- **TASK DESCRIPTION**: Your answer must be an exact transcription of every entry.

- **EXERCISE MATERIALS**:
- Opening Delimiter -
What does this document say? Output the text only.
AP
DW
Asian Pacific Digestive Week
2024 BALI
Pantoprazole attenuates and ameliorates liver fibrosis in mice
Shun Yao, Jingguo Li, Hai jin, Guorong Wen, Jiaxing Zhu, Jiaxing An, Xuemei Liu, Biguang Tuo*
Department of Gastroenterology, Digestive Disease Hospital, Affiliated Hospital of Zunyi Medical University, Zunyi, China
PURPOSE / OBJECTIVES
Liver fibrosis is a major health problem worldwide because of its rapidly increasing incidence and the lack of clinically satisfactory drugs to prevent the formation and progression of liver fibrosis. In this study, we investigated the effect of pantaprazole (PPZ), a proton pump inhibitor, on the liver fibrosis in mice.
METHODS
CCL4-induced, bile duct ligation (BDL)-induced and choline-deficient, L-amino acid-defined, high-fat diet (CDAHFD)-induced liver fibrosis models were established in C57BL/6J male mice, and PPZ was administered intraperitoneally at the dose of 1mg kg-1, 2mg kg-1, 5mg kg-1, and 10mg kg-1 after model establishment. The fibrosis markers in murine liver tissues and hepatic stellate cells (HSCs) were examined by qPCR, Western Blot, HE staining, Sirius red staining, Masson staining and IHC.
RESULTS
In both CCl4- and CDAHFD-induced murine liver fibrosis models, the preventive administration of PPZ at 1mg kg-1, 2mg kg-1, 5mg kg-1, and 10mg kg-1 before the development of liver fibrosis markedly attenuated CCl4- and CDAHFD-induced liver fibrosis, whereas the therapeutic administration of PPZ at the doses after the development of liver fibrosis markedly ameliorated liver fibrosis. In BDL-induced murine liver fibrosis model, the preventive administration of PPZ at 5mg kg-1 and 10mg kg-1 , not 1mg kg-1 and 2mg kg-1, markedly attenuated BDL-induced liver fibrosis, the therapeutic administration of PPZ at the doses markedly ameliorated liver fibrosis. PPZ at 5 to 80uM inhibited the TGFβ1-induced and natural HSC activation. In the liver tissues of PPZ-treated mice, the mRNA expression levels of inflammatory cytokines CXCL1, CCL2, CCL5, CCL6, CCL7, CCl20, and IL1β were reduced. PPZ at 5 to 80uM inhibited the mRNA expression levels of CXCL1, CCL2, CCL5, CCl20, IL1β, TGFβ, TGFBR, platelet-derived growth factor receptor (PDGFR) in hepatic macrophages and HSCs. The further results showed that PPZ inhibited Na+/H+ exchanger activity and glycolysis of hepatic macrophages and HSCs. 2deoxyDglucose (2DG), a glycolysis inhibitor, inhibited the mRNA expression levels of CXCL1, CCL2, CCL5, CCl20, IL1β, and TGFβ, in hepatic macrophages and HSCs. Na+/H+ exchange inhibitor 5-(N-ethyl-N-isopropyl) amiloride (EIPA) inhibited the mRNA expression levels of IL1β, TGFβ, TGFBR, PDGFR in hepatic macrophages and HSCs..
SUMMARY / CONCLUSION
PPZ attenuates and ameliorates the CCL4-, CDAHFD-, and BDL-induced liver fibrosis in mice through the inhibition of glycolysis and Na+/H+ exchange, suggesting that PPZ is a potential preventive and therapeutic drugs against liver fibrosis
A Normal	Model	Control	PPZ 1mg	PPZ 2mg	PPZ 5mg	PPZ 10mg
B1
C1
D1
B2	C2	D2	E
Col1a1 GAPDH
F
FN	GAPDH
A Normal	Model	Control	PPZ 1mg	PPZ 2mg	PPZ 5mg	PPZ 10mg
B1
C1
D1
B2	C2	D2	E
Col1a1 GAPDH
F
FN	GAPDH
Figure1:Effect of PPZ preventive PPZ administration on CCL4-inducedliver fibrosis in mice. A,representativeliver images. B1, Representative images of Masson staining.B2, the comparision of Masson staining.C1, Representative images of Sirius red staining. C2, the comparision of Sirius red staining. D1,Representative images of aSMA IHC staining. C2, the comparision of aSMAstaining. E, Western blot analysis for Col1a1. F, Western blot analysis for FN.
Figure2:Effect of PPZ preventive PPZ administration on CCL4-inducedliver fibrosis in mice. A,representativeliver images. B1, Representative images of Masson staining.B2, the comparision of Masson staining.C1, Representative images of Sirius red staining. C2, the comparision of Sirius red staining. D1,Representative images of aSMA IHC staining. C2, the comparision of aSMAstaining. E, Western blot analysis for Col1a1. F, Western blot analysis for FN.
- Closing Delimiter -
- **EXERCISE ANSWER**:
What does this document say? Output the text only.
AP
DW
Asian Pacific Digestive Week
2024 BALI
Pantoprazole attenuates and ameliorates liver fibrosis in mice
Shun Yao, Jingguo Li, Hai jin, Guorong Wen, Jiaxing Zhu, Jiaxing An, Xuemei Liu, Biguang Tuo*
Department of Gastroenterology, Digestive Disease Hospital, Affiliated Hospital of Zunyi Medical University, Zunyi, China
PURPOSE / OBJECTIVES
Liver fibrosis is a major health problem worldwide because of its rapidly increasing incidence and the lack of clinically satisfactory drugs to prevent the formation and progression of liver fibrosis. In this study, we investigated the effect of pantaprazole (PPZ), a proton pump inhibitor, on the liver fibrosis in mice.
METHODS
CCL4-induced, bile duct ligation (BDL)-induced and choline-deficient, L-amino acid-defined, high-fat diet (CDAHFD)-induced liver fibrosis models were established in C57BL/6J male mice, and PPZ was administered intraperitoneally at the dose of 1mg kg-1, 2mg kg-1, 5mg kg-1, and 10mg kg-1 after model establishment. The fibrosis markers in murine liver tissues and hepatic stellate cells (HSCs) were examined by qPCR, Western Blot, HE staining, Sirius red staining, Masson staining and IHC.
RESULTS
In both CCl4- and CDAHFD-induced murine liver fibrosis models, the preventive administration of PPZ at 1mg kg-1, 2mg kg-1, 5mg kg-1, and 10mg kg-1 before the development of liver fibrosis markedly attenuated CCl4- and CDAHFD-induced liver fibrosis, whereas the therapeutic administration of PPZ at the doses after the development of liver fibrosis markedly ameliorated liver fibrosis. In BDL-induced murine liver fibrosis model, the preventive administration of PPZ at 5mg kg-1 and 10mg kg-1 , not 1mg kg-1 and 2mg kg-1, markedly attenuated BDL-induced liver fibrosis, the therapeutic administration of PPZ at the doses markedly ameliorated liver fibrosis. PPZ at 5 to 80uM inhibited the TGFβ1-induced and natural HSC activation. In the liver tissues of PPZ-treated mice, the mRNA expression levels of inflammatory cytokines CXCL1, CCL2, CCL5, CCL6, CCL7, CCl20, and IL1β were reduced. PPZ at 5 to 80uM inhibited the mRNA expression levels of CXCL1, CCL2, CCL5, CCl20, IL1β, TGFβ, TGFBR, platelet-derived growth factor receptor (PDGFR) in hepatic macrophages and HSCs. The further results showed that PPZ inhibited Na+/H+ exchanger activity and glycolysis of hepatic macrophages and HSCs. 2deoxyDglucose (2DG), a glycolysis inhibitor, inhibited the mRNA expression levels of CXCL1, CCL2, CCL5, CCl20, IL1β, and TGFβ, in hepatic macrophages and HSCs. Na+/H+ exchange inhibitor 5-(N-ethyl-N-isopropyl) amiloride (EIPA) inhibited the mRNA expression levels of IL1β, TGFβ, TGFBR, PDGFR in hepatic macrophages and HSCs..
SUMMARY / CONCLUSION
PPZ attenuates and ameliorates the CCL4-, CDAHFD-, and BDL-induced liver fibrosis in mice through the inhibition of glycolysis and Na+/H+ exchange, suggesting that PPZ is a potential preventive and therapeutic drugs against liver fibrosis
A Normal	Model	Control	PPZ 1mg	PPZ 2mg	PPZ 5mg	PPZ 10mg
B1
C1
D1
B2	C2	D2	E
Col1a1 GAPDH
F
FN	GAPDH
A Normal	Model	Control	PPZ 1mg	PPZ 2mg	PPZ 5mg	PPZ 10mg
B1
C1
D1
B2	C2	D2	E
Col1a1 GAPDH
F
FN	GAPDH
Figure1:Effect of PPZ preventive PPZ administration on CCL4-inducedliver fibrosis in mice. A,representativeliver images. B1, Representative images of Masson staining.B2, the comparision of Masson staining.C1, Representative images of Sirius red staining. C2, the comparision of Sirius red staining. D1,Representative images of aSMA IHC staining. C2, the comparision of aSMAstaining. E, Western blot analysis for Col1a1. F, Western blot analysis for FN.
Figure2:Effect of PPZ preventive PPZ administration on CCL4-inducedliver fibrosis in mice. A,representativeliver images. B1, Representative images of Masson staining.B2, the comparision of Masson staining.C1, Representative images of Sirius red staining. C2, the comparision of Sirius red staining. D1,Representative images of aSMA IHC staining. C2, the comparision of aSMAstaining. E, Western blot analysis for Col1a1. F, Western blot analysis for FN.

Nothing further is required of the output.